■ Text segment:

Pandemics through the eyes of History

Tales of devastating pandemics are as old as time. To give context and relatability to the situation the global community finds itself in at the moment, we take a look at historic pandemics that shook the world to a standstill over the years. The good news is that the world always survives.

The earliest recorded pandemic happened during the Peloponnesian War. After the disease passed through Libya, Ethiopia and Egypt, it crossed the Athenian walls as the Spartans laid siege. Two thirds of the population are believed to have succumbed to this pandemic. Symptoms: fever, thirst, bloody throat and tongue, red skin and lesions. The disease, suspected to have been typhoid fever, weakened the Athenians significantly and was a significant factor in their defeat by the Spartans.

11th Century: Leprosy
Leprosy did not become classified as a pandemic from the onset. The disease grew slowly, but it’s effects were eventually shattering. Though it had been around for ages, leprosy grew into a pandemic in Europe in the Middle Ages, resulting in the building of numerous leprosy-focused hospitals to accommodate the vast number of victims. This was a slow moving bacterial disease that proved fatal unless treated with antibiotics.

1350: The Black Death
This was probably the most brutal and most wide-spread of all the pandemics. It is said to have been carried into Europe through infected persons travelling through the port of Messina entering through Sicily in 1347 A.D. It spread throughout Europe rapidly. Dead bodies became so common that many remained rotting on the ground and created a constant stench in cities.

1817: First Cholera Pandemic
The first of seven cholera pandemics over the next 150 years, this wave of the small intestine infection originated in Russia, where one million people died. Spreading through faeces-infected water and food, the bacterium was passed along to British soldiers who brought it to India, where millions more died. The reach of the British Empire and its navy spread cholera to Spain, Africa, Indonesia, China, Japan, Italy, Germany and America, where it killed 150,000 people. A vaccine was formulated in 1885, but pandemics continued.

1918 The Spanish Flu
Also known as the Avian Influenza due to the fact that it was caused by contact with an infected bird. This pandemic resulted in over 50 million deaths across the world. The 1918 Spanish flu was first observed in Europe, the United States and parts of Asia before swiftly spreading around the world. At the time, there were no effective drugs or vaccines to treat this killer flu strain. The flu disappeared in the summer of 1919, when most of the infected persons had either developed immunities or died.

■ To do:
(A) Decide whether each statement agrees with the passage on historic pandemics. Answer yes or no for each, and quote the words from the passage that settle it.
(i) The Black Death reached Europe through the port of Messina in 1347.
(ii) The cholera vaccine of 1885 brought the cholera pandemics to an end.
(iii) The Spanish flu disappeared in the summer of 1919.
(B) Carry on the passage on historic pandemics from the point where it stops.
The material after this point is unrelated to the passage on historic pandemics.

■ Data extract:
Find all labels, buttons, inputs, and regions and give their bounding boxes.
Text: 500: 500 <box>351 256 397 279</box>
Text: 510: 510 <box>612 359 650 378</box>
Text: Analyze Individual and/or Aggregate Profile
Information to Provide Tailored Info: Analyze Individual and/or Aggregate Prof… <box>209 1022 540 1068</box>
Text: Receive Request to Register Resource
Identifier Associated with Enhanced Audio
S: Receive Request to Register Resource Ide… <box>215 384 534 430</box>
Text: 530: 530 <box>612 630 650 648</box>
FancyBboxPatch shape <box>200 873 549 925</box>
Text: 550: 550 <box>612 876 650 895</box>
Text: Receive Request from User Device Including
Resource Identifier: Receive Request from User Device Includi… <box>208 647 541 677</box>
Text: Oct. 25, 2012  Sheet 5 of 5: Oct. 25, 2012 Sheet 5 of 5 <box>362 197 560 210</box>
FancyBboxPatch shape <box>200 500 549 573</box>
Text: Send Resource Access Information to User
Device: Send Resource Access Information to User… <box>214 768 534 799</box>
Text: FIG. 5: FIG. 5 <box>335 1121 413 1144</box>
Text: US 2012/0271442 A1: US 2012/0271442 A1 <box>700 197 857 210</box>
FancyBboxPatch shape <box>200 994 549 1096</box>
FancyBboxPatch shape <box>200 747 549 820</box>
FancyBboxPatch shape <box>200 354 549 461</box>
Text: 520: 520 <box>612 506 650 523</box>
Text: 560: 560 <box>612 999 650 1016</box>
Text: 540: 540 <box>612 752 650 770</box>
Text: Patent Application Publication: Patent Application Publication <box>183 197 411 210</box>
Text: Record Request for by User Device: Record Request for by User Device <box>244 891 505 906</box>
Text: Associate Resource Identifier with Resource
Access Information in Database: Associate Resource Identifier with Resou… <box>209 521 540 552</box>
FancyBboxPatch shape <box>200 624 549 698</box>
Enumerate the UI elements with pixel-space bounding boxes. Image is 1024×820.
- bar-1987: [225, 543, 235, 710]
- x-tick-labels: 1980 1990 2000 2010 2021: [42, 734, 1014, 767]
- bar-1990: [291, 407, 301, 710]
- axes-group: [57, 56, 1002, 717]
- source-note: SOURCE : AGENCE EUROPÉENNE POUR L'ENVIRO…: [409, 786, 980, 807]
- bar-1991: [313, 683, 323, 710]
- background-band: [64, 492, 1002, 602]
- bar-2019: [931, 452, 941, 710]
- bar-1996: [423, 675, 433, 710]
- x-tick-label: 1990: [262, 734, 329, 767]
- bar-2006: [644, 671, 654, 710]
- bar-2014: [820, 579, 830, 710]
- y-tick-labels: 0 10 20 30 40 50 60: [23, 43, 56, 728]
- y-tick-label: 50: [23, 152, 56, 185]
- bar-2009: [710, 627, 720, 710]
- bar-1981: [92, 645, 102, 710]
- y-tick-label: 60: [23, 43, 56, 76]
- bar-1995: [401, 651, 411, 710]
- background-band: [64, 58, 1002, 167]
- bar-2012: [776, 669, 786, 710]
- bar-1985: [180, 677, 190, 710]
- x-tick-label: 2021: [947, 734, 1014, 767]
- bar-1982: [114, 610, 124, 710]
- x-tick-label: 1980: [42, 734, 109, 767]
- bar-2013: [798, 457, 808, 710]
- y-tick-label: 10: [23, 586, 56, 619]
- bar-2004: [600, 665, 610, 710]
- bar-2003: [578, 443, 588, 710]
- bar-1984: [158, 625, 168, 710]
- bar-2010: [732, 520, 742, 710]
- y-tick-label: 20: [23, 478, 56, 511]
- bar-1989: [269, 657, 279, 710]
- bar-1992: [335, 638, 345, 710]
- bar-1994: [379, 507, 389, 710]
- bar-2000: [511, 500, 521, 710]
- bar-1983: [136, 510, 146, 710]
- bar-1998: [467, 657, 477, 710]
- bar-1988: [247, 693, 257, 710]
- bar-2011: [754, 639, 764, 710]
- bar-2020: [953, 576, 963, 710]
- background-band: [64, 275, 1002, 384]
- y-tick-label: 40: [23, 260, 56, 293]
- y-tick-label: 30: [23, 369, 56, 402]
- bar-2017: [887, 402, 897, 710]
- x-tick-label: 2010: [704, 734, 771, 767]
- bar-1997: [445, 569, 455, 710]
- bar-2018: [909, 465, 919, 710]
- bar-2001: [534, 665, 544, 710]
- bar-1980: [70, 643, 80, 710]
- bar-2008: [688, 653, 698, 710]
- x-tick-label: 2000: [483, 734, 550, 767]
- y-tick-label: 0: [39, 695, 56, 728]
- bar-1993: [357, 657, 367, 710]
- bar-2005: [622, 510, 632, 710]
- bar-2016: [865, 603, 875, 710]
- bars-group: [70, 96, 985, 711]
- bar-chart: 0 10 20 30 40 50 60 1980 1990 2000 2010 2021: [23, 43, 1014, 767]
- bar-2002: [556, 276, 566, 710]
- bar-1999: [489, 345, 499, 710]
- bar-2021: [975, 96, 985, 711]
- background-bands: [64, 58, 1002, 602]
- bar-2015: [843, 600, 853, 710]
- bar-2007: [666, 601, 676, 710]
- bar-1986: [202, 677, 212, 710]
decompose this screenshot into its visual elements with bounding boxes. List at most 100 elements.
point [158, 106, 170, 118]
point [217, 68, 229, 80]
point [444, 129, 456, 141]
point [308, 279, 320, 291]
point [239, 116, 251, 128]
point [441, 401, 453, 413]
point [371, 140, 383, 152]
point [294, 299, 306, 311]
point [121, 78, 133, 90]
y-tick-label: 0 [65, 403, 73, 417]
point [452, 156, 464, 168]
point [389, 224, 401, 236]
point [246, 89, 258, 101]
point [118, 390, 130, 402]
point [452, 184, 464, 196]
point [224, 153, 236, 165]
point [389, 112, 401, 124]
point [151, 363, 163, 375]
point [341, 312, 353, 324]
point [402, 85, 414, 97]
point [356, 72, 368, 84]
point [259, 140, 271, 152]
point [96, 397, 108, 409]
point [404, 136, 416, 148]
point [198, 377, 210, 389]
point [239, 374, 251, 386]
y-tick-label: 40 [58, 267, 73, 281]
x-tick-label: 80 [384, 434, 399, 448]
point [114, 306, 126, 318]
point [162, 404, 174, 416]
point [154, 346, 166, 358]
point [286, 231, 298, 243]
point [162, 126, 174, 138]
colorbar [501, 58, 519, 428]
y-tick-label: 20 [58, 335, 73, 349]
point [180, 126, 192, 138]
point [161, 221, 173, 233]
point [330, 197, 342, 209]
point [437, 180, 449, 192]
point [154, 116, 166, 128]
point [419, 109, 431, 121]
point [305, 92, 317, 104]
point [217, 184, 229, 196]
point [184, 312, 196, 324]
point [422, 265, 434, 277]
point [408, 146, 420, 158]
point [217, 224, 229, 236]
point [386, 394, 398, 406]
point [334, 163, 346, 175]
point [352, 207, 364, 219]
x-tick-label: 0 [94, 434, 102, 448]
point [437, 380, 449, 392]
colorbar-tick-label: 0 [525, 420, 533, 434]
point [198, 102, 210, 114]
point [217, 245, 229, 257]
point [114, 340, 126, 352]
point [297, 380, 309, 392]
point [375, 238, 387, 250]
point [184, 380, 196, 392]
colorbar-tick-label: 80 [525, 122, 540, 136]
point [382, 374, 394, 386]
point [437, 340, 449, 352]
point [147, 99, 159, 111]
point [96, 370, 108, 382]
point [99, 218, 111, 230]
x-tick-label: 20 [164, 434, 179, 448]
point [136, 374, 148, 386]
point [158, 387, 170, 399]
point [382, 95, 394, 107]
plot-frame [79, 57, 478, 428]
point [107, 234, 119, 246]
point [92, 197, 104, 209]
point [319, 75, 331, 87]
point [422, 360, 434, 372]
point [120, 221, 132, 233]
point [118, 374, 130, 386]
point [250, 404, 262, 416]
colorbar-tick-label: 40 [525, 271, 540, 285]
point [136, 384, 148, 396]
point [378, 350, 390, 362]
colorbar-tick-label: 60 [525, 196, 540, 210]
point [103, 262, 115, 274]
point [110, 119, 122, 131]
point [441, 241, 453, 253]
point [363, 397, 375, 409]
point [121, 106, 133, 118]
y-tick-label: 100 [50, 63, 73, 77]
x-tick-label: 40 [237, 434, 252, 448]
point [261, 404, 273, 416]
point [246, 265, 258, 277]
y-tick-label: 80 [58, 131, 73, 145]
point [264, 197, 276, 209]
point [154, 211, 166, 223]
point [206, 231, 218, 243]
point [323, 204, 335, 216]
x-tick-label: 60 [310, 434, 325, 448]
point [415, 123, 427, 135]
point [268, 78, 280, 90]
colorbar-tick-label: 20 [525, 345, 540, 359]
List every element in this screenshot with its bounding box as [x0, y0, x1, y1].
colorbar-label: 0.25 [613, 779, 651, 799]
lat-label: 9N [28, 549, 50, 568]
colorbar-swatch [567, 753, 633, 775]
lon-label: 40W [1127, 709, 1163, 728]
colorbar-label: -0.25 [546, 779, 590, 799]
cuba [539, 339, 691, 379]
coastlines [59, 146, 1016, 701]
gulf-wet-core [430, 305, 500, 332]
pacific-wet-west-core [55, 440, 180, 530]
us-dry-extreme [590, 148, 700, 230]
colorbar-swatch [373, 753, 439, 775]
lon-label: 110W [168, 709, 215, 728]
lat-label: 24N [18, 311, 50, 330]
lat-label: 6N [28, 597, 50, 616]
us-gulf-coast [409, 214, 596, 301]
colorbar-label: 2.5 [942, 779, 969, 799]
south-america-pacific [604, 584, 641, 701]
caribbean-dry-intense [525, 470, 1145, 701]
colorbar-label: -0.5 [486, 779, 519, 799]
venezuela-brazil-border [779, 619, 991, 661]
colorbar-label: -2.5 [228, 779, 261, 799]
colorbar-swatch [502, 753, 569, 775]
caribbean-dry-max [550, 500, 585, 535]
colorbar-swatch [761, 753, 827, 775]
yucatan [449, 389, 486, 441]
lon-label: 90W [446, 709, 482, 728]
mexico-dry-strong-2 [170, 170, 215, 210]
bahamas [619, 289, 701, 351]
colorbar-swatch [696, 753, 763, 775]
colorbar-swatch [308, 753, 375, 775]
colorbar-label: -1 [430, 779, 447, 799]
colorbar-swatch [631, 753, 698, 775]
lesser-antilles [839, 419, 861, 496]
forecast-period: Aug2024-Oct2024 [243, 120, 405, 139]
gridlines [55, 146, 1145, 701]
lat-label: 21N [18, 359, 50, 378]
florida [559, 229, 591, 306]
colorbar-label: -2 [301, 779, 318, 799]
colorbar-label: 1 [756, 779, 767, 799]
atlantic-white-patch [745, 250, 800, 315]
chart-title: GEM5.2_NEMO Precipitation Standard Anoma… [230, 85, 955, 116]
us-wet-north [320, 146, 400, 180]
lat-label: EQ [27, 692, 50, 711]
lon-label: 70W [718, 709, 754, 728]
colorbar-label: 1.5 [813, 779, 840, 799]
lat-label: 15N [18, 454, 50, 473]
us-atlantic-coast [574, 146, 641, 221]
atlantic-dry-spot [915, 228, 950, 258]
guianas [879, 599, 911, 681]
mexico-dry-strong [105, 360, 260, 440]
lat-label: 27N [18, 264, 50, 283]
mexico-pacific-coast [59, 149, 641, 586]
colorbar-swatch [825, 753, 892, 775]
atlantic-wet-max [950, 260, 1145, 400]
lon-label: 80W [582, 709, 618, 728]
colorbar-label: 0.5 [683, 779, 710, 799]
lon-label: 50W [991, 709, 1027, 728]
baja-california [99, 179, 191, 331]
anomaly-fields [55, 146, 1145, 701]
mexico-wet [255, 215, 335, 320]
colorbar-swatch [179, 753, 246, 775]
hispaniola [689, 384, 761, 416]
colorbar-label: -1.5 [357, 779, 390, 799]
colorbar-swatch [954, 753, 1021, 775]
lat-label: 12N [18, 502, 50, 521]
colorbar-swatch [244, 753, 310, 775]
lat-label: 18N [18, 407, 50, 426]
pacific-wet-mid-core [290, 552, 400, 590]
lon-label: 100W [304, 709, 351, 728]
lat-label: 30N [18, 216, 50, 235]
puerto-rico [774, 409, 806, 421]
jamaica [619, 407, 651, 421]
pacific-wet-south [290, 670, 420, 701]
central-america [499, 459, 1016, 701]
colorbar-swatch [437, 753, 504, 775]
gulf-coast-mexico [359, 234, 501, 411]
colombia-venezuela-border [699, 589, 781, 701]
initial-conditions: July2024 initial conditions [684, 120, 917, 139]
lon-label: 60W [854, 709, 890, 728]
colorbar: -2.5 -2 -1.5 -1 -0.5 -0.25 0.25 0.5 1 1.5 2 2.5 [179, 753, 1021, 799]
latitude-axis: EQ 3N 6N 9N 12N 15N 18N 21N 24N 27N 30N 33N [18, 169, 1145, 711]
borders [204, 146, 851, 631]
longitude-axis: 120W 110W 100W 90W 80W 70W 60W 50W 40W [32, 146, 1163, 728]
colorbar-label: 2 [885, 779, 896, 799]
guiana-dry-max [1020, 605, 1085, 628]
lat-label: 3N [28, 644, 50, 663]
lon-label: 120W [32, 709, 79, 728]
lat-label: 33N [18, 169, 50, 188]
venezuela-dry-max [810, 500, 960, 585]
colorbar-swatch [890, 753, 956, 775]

■ Task answers:
(A)
(i) Yes: "It is said to have been carried into Europe through infected persons travelling through the port of Messina entering through Sicily in 1347 A.D."
(ii) No: "A vaccine was formulated in 1885, but pandemics continued."
(iii) Yes: "The flu disappeared in the summer of 1919, when most of the infected persons had either developed immunities or died."

(B)
1981: HIV/AIDS
HIV was first identified in 1981 as AIDS. Acquired Immune Deficiency Syndrome is a disease that destroys a person’s immune system, resulting in eventual death by diseases that the body would usually fight off. Those infected by the HIV virus encounter fever, headache, and enlarged lymph nodes upon infection. When symptoms subside, carriers become highly infectious through blood and genital fluid, and the disease destroys T-cells.

It is believed to have developed from a chimpanzee virus from West Africa in the 1920s. The disease spreads through certain body fluids. Treatments have been developed to slow the progress of the disease, but 35 million people worldwide have died of AIDS since its discovery, and a cure is yet to be found.

2003: SARS
First identified in 2003 after several months of cases, Severe Acute Respiratory Syndrome is believed to have possibly started with bats, spread to cats and then to humans in China, followed by 26 other countries, infecting 8,096 people, with 774 deaths. SARS is characterised by respiratory problems, dry cough, fever and head and body aches and is spread through respiratory droplets from coughs and sneezes.

2019 COVID-19
On March 11, 2020, the World Health Organization announced that the Covid-19 virus was officially a pandemic after ravaging 114 countries in three months infecting over 118,000 people.

Covid-19 is caused by a novel coronavirus - a new coronavirus strain that has not been previously found in people. Symptoms include respiratory problems, fever and cough, and can lead to pneumonia and death. Like SARS, it is spread through droplets from sneezes.

Without a vaccine available, the virus spread beyond Chinese borders and by mid-March, it had spread globally to more than 163 countries. On February 11, the infection was officially christened Covid-19.